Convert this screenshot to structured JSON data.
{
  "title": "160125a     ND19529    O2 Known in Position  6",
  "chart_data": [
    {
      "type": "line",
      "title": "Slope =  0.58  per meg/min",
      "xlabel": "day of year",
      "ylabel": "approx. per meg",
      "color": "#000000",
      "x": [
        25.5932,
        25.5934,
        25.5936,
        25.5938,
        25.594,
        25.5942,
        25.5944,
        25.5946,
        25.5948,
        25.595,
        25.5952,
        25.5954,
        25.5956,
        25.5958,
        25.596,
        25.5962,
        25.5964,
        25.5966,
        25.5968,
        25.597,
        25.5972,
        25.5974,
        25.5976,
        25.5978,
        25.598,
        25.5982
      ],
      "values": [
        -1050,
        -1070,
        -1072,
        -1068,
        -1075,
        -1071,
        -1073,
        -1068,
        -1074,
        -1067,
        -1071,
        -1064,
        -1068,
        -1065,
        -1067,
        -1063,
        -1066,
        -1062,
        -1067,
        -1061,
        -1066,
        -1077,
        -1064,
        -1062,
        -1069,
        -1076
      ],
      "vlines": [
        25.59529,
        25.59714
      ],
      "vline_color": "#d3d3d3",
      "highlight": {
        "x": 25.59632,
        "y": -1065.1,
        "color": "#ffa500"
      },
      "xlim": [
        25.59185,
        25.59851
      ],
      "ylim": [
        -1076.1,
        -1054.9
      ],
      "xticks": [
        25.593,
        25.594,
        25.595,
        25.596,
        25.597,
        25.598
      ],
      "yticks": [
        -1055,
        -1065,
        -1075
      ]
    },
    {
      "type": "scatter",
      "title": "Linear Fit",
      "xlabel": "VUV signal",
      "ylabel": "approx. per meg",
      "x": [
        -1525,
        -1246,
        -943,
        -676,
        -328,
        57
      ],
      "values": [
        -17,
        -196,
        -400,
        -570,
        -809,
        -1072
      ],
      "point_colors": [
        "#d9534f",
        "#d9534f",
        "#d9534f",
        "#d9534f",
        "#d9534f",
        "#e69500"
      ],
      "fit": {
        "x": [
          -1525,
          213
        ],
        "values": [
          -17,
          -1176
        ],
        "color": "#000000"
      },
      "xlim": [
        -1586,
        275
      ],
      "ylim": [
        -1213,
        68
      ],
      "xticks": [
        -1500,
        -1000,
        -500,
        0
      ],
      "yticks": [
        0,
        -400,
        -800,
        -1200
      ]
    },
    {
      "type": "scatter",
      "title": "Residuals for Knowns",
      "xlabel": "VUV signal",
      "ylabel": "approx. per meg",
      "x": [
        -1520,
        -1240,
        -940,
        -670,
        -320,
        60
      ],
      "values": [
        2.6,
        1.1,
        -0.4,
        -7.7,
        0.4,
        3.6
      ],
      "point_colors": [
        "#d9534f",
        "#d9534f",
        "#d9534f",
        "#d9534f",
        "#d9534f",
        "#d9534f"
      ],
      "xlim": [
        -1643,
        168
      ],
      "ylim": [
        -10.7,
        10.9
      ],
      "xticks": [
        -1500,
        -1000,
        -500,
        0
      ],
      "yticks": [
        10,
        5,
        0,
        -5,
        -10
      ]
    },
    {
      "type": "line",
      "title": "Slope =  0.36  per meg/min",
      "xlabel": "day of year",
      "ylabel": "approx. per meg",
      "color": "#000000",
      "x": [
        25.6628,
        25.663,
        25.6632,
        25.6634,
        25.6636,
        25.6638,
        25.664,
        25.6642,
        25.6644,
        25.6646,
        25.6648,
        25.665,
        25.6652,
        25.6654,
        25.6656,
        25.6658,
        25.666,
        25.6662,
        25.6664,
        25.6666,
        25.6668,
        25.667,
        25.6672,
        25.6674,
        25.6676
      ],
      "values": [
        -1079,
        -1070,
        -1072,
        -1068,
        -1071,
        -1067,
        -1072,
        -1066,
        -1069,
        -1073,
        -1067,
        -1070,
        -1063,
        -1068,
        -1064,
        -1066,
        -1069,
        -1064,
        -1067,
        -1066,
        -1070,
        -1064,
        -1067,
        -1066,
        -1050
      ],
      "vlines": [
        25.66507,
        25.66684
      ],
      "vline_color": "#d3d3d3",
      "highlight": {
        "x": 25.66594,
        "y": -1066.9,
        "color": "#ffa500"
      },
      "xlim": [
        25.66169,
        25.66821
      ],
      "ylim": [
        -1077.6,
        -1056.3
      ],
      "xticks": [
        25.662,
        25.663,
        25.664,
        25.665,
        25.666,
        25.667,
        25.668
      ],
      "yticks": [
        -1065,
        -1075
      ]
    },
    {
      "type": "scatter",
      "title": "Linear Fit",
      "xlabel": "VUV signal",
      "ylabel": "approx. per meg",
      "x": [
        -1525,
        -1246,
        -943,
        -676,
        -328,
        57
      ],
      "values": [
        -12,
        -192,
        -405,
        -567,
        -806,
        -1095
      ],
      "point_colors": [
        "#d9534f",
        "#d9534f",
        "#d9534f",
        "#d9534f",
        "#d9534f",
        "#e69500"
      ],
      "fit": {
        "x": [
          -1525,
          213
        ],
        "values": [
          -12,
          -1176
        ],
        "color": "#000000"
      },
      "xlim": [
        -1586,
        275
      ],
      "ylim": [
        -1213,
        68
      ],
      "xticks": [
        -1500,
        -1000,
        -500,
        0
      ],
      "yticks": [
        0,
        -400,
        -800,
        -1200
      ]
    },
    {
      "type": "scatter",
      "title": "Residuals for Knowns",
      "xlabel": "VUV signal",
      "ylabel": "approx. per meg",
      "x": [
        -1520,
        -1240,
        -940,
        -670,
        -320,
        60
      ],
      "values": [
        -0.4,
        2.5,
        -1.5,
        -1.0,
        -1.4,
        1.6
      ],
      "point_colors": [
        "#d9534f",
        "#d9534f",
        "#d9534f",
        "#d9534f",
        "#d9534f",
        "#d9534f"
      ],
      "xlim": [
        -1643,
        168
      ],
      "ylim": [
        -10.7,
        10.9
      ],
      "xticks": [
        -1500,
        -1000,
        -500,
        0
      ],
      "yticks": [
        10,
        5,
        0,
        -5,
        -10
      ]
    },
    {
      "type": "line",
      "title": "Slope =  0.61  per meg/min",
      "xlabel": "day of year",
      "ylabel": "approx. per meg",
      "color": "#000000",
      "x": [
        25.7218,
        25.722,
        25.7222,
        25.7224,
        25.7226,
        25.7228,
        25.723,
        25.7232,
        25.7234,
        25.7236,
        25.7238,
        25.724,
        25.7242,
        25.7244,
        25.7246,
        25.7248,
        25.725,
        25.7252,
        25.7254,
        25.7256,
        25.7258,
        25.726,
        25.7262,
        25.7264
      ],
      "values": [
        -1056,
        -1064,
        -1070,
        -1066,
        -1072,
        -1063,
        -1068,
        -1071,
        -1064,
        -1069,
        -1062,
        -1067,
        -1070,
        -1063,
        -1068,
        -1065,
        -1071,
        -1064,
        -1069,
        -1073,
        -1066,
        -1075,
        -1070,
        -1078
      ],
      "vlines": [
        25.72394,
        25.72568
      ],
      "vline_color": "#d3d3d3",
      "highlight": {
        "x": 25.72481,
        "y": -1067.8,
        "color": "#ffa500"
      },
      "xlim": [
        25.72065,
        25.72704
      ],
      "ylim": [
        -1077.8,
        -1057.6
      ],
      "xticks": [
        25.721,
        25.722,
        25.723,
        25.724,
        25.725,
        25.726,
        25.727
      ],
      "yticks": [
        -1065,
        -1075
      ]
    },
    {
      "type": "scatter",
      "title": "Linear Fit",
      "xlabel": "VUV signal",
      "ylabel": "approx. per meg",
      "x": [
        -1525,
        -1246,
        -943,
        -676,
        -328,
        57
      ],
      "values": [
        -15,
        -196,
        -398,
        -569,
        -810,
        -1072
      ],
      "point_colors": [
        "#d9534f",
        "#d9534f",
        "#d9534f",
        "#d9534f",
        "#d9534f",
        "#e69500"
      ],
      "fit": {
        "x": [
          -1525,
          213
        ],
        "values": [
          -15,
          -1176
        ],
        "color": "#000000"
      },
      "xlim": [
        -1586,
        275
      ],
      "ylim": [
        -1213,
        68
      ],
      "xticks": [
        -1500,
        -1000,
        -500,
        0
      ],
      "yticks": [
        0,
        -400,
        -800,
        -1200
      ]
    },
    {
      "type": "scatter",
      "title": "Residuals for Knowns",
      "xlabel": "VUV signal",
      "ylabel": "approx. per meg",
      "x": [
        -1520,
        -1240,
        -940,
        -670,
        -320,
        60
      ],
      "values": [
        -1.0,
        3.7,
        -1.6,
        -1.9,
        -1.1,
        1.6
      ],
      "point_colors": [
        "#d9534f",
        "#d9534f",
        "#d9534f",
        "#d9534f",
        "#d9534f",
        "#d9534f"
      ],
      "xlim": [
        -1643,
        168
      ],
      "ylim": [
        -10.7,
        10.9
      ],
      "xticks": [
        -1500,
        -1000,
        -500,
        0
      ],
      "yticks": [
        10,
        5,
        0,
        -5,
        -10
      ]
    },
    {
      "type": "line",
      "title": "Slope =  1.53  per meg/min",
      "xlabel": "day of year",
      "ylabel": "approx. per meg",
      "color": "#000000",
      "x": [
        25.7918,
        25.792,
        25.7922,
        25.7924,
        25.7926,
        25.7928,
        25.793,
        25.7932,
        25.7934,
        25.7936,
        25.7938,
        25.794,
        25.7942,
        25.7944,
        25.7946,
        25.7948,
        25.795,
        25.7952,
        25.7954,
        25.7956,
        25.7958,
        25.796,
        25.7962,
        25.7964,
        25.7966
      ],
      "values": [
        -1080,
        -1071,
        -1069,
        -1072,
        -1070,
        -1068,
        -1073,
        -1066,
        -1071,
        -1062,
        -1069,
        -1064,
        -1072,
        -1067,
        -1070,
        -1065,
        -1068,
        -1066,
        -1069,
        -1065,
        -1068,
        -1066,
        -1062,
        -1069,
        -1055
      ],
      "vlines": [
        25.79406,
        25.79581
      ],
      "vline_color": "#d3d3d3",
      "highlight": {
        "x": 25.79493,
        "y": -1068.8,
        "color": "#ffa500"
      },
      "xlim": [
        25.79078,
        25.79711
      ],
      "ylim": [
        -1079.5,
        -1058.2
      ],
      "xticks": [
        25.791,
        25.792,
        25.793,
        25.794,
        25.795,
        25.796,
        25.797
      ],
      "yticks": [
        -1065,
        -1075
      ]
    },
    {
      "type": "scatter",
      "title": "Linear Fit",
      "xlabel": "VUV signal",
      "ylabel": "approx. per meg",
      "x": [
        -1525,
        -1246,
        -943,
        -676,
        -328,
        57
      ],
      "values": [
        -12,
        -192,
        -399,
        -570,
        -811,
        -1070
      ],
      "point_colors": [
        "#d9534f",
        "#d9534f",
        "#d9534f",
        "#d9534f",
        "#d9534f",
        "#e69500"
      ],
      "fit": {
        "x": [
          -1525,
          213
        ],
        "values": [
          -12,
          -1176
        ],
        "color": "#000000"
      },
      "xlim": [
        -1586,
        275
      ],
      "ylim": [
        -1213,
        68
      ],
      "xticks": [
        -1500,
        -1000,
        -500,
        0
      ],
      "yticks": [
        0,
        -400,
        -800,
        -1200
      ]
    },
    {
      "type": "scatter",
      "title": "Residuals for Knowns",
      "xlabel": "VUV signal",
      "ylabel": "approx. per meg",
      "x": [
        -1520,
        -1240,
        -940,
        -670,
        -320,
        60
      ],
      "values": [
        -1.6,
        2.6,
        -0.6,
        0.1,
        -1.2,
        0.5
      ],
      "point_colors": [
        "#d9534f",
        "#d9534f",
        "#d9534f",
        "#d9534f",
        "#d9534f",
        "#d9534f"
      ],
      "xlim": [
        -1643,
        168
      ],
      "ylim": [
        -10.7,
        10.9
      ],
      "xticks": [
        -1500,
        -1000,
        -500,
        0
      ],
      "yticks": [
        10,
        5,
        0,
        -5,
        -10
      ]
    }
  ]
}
+-------+
- **WHAT TO WORK ON**
Pick out and copy the lines of the entries that hold the string "Slope".

- **RESULT OF THE TASK**
      "title": "Slope =  0.58  per meg/min",
      "title": "Slope =  0.36  per meg/min",
      "title": "Slope =  0.61  per meg/min",
      "title": "Slope =  1.53  per meg/min",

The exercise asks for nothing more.